--- Required work ---
Scan the data below for the string "大小如何". Copy every line where it appears.

--- Exercise data ---
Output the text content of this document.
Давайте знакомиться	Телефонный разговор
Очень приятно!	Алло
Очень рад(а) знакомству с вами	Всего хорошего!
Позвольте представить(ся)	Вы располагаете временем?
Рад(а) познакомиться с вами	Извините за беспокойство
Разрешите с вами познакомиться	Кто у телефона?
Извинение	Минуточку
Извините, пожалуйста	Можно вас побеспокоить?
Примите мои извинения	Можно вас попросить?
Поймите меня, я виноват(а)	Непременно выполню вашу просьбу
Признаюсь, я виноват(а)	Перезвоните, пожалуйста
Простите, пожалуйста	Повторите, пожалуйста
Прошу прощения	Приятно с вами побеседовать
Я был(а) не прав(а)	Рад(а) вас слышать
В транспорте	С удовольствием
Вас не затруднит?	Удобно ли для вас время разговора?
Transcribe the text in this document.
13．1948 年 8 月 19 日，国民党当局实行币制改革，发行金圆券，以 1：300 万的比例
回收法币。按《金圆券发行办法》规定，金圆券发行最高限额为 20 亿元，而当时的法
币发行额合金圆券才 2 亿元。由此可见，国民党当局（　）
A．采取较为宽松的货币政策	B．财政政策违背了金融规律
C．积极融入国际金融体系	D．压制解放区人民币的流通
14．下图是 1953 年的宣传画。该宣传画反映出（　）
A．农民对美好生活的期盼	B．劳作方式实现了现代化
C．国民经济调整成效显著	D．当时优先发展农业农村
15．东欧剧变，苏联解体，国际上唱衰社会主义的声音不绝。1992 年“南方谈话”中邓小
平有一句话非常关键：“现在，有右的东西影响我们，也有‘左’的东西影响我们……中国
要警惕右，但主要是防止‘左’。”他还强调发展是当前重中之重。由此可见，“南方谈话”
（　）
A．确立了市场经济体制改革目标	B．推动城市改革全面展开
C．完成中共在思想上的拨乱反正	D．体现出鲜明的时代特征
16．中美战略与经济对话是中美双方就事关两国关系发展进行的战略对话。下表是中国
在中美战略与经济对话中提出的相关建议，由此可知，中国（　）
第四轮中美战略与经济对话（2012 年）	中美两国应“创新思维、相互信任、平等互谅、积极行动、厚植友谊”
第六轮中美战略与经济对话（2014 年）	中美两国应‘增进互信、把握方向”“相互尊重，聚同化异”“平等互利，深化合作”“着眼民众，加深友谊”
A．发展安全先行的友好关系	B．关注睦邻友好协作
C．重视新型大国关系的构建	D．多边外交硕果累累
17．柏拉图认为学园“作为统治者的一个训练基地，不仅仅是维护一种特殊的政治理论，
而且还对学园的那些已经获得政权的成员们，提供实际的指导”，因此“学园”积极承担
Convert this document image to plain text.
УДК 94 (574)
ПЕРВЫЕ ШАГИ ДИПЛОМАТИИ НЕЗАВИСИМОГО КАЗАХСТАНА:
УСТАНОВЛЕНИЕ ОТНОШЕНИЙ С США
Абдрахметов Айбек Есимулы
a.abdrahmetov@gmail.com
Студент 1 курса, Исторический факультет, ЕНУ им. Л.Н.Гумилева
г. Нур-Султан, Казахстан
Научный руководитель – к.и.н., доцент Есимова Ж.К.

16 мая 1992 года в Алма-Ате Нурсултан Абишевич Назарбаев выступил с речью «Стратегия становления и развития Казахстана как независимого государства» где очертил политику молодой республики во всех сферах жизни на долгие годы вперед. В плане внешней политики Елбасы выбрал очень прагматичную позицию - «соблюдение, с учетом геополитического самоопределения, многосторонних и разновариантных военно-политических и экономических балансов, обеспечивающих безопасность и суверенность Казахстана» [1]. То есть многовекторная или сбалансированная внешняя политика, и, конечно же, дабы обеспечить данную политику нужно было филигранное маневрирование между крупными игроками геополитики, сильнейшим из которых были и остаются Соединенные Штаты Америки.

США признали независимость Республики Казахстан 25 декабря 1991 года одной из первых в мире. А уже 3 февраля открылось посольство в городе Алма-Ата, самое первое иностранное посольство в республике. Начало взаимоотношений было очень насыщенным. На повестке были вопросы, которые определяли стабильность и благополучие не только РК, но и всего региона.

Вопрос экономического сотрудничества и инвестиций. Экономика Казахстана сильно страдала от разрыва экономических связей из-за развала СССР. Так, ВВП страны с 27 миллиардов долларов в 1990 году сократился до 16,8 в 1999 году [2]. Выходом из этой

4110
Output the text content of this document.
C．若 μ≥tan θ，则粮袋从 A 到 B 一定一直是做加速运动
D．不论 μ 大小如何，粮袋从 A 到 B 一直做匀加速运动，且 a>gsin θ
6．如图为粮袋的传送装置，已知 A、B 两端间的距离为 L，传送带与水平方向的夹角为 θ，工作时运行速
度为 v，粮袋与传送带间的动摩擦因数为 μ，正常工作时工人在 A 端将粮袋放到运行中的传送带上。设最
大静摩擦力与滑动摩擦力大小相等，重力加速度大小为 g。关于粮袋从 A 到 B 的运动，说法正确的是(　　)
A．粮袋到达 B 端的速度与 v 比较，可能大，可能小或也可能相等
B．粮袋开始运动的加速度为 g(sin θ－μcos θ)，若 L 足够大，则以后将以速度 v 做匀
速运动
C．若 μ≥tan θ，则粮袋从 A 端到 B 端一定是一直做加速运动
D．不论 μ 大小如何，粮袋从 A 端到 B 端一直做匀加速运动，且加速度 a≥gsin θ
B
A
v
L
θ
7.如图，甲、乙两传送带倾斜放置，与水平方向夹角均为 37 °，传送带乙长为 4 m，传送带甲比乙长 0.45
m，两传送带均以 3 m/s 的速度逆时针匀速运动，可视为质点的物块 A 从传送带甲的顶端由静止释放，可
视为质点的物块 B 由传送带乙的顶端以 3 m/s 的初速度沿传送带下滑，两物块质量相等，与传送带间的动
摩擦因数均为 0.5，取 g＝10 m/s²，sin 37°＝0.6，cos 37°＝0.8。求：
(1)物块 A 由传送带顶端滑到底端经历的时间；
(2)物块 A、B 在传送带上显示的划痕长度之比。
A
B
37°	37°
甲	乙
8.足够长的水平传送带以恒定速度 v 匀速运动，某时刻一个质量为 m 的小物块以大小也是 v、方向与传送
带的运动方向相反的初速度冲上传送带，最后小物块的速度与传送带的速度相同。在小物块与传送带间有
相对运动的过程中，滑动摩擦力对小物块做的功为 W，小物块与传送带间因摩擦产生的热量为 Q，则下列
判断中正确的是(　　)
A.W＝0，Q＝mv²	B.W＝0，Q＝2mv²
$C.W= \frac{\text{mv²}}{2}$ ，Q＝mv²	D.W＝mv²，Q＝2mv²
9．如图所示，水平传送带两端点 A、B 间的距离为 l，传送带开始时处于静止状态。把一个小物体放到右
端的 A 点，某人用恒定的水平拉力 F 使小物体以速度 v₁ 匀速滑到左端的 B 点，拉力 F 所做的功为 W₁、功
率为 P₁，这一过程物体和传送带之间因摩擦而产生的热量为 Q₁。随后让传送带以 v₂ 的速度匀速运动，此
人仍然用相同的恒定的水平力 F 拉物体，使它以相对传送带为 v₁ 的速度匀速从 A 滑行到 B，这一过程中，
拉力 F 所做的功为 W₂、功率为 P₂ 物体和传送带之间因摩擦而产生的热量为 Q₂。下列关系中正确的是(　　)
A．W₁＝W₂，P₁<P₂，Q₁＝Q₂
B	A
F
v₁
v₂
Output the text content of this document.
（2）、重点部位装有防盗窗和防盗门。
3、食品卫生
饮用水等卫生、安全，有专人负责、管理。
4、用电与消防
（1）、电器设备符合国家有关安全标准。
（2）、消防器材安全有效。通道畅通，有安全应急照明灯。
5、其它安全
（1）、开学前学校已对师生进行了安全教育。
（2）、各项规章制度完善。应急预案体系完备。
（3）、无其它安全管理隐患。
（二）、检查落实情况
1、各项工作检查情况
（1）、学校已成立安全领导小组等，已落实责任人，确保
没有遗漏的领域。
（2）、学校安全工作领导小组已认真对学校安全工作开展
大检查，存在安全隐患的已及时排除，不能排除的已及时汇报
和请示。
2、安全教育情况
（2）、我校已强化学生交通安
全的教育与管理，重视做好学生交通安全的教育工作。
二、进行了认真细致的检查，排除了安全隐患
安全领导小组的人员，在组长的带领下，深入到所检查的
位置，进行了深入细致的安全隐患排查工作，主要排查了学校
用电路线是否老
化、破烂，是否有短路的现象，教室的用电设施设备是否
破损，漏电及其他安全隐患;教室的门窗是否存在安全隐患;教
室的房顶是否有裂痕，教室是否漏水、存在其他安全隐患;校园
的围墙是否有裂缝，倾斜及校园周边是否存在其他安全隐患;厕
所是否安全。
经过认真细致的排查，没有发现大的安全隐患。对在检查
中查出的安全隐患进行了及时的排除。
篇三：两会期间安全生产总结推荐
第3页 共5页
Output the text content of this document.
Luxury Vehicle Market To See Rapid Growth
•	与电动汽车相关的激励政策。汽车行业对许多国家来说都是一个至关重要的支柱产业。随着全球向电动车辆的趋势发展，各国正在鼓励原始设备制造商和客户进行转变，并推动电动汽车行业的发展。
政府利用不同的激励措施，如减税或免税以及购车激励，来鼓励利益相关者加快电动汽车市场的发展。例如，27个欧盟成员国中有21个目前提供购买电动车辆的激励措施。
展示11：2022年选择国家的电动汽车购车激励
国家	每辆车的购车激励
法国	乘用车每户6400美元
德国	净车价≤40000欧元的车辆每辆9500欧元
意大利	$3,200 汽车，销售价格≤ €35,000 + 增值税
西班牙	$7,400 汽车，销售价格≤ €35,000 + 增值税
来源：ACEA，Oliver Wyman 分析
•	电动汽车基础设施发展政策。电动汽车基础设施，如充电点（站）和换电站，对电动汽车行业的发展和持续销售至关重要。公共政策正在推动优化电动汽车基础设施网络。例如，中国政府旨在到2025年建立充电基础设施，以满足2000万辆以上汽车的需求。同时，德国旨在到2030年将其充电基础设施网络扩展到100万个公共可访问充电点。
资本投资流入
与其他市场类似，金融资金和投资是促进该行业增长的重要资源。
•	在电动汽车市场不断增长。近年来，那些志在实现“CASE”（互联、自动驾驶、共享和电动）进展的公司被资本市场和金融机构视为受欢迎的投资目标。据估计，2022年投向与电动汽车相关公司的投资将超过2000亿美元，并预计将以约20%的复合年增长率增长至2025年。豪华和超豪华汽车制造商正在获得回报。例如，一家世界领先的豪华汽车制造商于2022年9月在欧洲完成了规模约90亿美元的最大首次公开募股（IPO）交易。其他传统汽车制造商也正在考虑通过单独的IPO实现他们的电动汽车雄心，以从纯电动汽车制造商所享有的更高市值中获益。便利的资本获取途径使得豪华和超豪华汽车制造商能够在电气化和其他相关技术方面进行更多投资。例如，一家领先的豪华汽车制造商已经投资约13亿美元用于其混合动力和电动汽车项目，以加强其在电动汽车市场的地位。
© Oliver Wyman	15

--- The result ---
D．不论 μ 大小如何，粮袋从 A 到 B 一直做匀加速运动，且 a>gsin θ
D．不论 μ 大小如何，粮袋从 A 端到 B 端一直做匀加速运动，且加速度 a≥gsin θ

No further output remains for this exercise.